>>>>>

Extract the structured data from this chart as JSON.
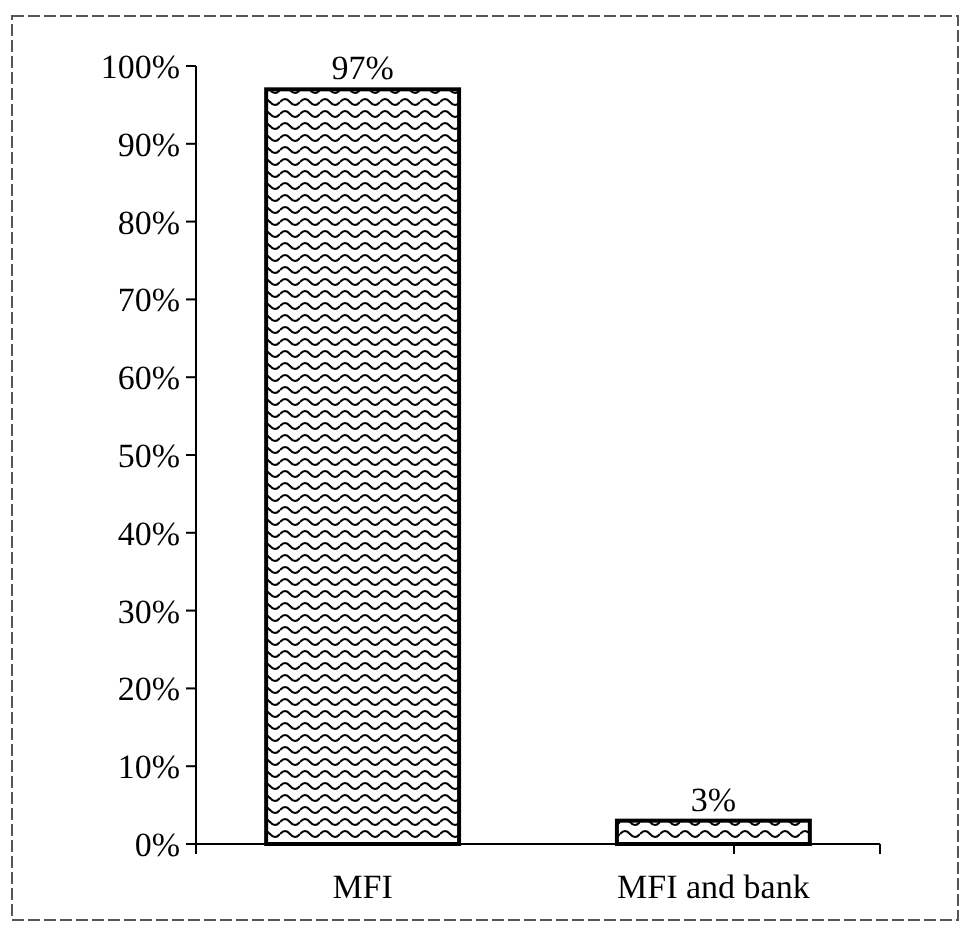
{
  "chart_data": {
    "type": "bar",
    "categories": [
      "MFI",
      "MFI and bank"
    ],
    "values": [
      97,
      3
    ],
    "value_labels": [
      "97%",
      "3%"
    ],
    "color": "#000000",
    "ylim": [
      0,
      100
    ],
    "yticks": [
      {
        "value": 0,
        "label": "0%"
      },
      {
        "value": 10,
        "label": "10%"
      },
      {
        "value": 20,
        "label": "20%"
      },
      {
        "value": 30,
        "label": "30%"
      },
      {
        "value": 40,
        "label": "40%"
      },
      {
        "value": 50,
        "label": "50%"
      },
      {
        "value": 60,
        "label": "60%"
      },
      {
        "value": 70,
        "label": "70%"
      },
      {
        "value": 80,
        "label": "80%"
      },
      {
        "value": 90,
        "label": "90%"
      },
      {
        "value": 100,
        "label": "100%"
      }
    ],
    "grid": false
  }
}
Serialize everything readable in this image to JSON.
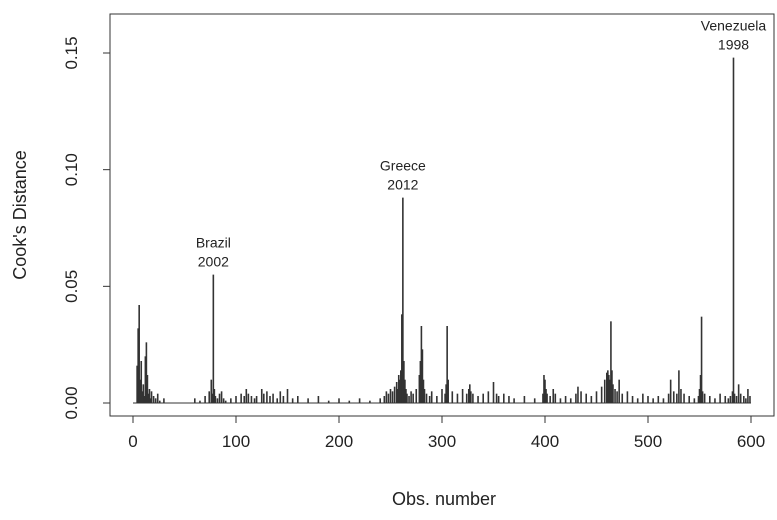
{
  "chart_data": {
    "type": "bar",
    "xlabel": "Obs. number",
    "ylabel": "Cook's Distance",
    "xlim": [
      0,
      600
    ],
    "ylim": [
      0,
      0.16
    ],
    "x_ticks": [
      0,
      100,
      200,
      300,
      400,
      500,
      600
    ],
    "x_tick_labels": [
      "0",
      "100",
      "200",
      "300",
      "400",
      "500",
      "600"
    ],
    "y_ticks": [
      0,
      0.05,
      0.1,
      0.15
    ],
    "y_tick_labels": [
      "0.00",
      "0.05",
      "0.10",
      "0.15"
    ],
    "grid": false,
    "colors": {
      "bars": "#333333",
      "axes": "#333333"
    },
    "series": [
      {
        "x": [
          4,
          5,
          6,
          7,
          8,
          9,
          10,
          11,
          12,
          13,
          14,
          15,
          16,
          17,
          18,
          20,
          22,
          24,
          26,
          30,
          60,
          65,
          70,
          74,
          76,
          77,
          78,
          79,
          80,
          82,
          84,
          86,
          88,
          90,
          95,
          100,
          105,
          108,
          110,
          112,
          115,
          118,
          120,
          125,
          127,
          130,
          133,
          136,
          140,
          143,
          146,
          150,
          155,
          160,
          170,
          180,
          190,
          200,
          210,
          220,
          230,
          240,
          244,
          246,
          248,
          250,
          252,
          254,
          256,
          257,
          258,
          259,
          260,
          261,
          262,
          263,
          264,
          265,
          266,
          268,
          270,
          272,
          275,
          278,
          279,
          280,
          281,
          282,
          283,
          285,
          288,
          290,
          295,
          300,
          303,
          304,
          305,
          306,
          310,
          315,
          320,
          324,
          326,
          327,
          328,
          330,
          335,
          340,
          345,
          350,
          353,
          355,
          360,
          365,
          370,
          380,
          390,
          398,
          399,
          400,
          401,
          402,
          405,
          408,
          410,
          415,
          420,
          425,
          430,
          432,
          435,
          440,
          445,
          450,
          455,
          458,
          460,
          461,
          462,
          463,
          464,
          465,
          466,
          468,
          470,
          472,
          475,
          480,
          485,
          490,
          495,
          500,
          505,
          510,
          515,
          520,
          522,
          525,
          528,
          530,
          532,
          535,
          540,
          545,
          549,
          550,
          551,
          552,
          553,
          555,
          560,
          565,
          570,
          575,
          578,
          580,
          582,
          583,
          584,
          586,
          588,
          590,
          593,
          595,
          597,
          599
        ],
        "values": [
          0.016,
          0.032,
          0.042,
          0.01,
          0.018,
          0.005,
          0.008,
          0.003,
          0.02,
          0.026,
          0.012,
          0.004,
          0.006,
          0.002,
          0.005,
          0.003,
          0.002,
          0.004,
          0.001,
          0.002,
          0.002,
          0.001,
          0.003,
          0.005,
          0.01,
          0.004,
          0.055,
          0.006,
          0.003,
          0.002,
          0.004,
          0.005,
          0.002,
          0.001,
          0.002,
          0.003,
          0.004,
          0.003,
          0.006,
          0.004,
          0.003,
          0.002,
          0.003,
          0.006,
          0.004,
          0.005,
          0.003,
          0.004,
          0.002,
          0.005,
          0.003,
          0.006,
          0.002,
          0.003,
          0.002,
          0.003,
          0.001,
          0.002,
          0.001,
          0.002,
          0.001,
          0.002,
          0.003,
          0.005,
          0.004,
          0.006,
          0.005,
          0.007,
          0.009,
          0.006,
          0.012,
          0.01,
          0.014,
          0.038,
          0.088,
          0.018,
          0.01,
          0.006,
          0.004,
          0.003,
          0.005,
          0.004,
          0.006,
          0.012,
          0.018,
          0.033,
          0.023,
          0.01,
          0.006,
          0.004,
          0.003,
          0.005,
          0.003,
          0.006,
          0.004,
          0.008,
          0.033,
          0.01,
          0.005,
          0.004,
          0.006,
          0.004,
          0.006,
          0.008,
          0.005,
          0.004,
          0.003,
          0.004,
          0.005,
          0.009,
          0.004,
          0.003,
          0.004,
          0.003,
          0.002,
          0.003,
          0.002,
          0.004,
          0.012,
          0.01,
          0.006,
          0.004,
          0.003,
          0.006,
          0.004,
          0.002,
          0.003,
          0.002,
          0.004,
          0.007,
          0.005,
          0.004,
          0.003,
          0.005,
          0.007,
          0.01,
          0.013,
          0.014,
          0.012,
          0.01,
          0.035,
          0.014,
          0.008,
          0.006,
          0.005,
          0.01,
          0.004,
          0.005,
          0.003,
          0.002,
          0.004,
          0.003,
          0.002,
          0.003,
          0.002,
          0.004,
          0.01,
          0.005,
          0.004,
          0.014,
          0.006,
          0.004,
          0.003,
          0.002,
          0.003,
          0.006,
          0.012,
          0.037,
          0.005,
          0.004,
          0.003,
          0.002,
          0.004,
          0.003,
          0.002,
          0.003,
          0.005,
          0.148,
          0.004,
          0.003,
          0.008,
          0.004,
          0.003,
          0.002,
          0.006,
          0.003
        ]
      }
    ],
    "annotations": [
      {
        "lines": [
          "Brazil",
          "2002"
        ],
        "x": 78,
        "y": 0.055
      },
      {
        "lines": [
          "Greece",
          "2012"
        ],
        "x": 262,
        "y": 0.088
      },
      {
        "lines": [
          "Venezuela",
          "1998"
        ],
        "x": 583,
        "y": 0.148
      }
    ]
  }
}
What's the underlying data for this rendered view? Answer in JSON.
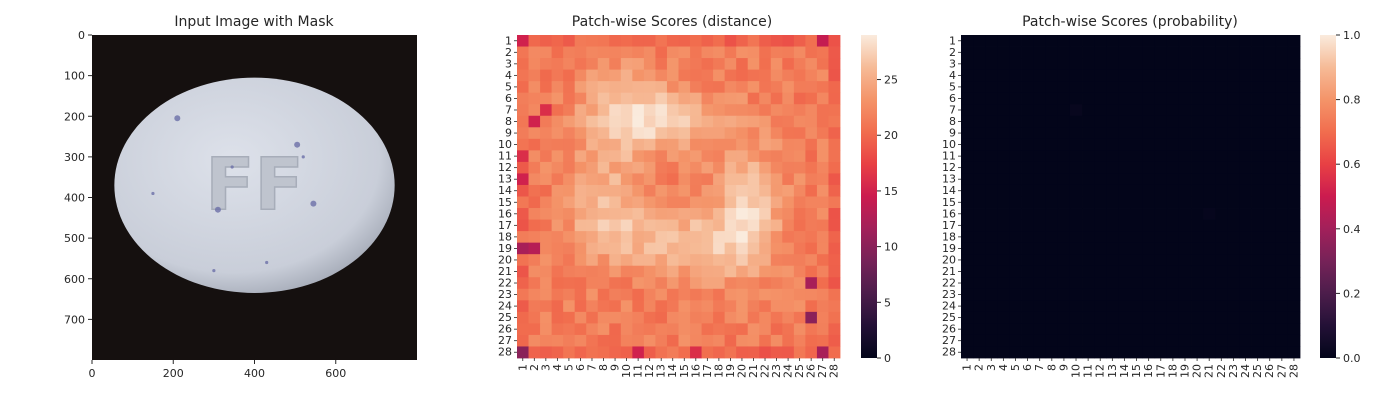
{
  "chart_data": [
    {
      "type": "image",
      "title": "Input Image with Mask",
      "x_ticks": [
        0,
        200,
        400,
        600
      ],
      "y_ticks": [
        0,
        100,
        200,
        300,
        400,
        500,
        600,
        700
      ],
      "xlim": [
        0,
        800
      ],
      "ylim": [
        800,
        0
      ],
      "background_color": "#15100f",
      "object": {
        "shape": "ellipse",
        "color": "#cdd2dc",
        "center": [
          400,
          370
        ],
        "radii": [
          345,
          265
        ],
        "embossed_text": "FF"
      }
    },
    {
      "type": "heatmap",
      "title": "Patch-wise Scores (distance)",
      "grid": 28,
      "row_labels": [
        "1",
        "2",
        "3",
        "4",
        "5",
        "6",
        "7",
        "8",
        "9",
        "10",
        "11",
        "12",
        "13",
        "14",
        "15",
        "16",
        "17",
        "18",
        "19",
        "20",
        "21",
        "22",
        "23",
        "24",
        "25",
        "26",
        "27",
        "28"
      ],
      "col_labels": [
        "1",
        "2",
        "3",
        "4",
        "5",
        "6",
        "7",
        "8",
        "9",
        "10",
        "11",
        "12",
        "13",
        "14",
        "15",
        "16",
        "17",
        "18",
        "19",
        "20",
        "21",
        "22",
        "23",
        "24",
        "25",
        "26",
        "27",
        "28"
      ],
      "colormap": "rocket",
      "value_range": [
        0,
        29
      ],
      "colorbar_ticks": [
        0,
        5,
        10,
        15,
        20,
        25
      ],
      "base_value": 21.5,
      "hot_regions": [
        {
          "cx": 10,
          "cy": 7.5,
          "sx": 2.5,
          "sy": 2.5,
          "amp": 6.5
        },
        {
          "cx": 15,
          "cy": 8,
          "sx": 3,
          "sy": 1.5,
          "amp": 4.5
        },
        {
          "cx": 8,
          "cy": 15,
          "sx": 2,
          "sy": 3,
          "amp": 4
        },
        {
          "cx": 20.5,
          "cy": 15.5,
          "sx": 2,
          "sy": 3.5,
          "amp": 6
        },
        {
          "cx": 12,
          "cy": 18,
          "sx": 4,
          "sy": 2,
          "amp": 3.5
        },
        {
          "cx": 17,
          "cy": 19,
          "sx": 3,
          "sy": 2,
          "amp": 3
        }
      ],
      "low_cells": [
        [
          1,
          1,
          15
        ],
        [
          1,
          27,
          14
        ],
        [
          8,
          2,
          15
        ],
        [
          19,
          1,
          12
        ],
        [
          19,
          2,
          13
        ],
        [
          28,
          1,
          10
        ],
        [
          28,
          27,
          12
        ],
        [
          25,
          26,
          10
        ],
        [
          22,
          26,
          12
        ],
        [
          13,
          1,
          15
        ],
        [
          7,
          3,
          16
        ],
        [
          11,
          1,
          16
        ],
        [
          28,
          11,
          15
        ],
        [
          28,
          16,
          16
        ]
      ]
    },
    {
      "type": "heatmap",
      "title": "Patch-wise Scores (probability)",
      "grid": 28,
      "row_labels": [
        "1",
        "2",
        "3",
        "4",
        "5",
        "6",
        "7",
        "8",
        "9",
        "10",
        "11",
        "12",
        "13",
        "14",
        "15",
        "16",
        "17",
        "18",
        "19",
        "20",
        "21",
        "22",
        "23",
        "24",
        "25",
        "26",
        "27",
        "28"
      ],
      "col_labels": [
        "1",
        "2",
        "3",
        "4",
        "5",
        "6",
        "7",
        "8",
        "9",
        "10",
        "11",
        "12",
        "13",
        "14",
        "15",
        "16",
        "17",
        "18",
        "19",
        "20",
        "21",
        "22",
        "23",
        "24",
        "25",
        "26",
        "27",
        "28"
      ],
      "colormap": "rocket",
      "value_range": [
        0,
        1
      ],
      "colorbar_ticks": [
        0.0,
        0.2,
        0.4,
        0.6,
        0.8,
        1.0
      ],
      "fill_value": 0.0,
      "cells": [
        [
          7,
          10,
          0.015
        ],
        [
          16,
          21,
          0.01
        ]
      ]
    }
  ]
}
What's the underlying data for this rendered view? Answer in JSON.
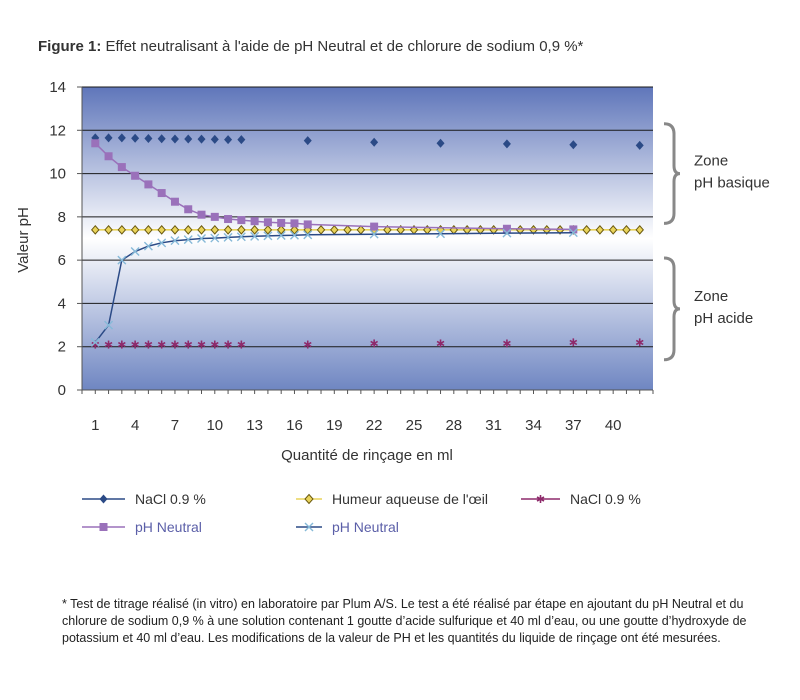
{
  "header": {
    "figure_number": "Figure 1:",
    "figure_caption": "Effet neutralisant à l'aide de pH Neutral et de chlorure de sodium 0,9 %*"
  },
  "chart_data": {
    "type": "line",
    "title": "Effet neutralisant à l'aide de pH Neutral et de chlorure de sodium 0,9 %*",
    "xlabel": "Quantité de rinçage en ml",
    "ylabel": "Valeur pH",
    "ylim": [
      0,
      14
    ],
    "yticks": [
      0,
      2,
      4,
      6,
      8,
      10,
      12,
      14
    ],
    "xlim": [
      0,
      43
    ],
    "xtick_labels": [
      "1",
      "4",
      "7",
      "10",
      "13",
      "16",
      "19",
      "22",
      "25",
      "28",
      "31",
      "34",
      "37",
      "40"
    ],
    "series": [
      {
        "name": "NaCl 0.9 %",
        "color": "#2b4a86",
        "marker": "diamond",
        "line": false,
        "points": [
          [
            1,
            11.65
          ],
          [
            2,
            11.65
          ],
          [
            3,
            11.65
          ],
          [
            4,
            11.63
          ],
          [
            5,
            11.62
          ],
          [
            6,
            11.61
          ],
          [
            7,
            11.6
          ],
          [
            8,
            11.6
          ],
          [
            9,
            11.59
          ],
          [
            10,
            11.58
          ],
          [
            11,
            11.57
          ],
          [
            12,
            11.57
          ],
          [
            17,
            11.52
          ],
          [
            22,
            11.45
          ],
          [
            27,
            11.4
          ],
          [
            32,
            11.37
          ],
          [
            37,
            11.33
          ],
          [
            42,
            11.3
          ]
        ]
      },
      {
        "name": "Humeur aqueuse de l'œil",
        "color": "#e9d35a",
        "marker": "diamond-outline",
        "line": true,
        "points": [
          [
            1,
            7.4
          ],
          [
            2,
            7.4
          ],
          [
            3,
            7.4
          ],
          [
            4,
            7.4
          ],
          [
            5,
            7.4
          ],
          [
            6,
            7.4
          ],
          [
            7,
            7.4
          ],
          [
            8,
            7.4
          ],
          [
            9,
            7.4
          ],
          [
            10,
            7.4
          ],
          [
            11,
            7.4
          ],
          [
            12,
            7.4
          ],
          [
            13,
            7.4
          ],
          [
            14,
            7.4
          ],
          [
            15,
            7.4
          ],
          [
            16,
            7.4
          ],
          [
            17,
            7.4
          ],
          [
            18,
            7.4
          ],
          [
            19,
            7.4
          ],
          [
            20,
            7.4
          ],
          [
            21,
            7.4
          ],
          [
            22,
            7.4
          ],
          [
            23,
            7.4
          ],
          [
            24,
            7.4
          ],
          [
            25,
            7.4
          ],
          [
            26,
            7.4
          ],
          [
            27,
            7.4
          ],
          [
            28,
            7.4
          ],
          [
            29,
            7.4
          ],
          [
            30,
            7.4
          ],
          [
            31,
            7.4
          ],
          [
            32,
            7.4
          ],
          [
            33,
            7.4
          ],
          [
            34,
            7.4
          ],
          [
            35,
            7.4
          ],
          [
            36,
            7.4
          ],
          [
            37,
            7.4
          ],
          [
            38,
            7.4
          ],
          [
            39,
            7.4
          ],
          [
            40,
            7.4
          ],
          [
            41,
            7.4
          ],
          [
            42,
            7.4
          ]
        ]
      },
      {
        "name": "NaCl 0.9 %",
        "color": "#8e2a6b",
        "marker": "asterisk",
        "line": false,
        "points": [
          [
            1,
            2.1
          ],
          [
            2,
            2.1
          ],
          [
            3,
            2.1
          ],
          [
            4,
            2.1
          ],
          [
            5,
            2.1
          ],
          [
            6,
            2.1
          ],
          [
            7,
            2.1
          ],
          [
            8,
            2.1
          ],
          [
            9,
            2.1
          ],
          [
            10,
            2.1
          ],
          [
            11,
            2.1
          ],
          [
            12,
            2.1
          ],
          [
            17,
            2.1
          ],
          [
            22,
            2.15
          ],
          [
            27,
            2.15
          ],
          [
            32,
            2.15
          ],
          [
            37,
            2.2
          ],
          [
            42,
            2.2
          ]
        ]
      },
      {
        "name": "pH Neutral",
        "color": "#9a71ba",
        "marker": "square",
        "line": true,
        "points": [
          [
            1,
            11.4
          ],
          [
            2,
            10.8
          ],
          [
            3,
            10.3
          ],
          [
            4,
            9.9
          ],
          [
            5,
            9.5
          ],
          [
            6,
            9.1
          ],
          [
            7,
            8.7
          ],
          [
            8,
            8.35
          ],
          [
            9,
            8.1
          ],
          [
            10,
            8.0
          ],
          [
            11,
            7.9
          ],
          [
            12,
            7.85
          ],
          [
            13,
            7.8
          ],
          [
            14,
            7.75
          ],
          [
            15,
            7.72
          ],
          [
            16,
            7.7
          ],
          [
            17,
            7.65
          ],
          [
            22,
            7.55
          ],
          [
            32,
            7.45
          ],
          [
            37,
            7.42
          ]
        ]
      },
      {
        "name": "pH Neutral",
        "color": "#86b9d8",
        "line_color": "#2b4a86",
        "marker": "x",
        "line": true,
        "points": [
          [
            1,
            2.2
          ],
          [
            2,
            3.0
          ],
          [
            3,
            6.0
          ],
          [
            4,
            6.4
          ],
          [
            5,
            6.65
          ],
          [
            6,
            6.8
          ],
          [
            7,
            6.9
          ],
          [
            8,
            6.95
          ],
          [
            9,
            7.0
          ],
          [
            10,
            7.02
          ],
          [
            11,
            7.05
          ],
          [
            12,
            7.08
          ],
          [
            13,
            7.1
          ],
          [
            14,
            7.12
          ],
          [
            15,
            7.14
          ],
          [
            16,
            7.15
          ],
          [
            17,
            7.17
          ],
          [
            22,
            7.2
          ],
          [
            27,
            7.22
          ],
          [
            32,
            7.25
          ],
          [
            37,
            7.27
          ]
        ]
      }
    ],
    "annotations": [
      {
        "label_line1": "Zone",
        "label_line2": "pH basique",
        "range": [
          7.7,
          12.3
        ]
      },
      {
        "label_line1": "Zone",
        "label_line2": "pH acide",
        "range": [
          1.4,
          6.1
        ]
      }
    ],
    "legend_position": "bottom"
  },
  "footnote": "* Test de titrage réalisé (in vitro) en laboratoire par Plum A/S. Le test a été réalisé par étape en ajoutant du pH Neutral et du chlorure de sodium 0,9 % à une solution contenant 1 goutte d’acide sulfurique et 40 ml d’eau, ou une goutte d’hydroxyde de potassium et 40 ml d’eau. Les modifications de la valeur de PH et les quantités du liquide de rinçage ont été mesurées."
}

<<<<<

- [DIRECTIONS FOR THIS TASK]
Search the data for "grid". Copy every line that has it.

- [TASK ANSWER]
    "grid": false
    "grid": false,
      "grid": 28,
      "grid": 28,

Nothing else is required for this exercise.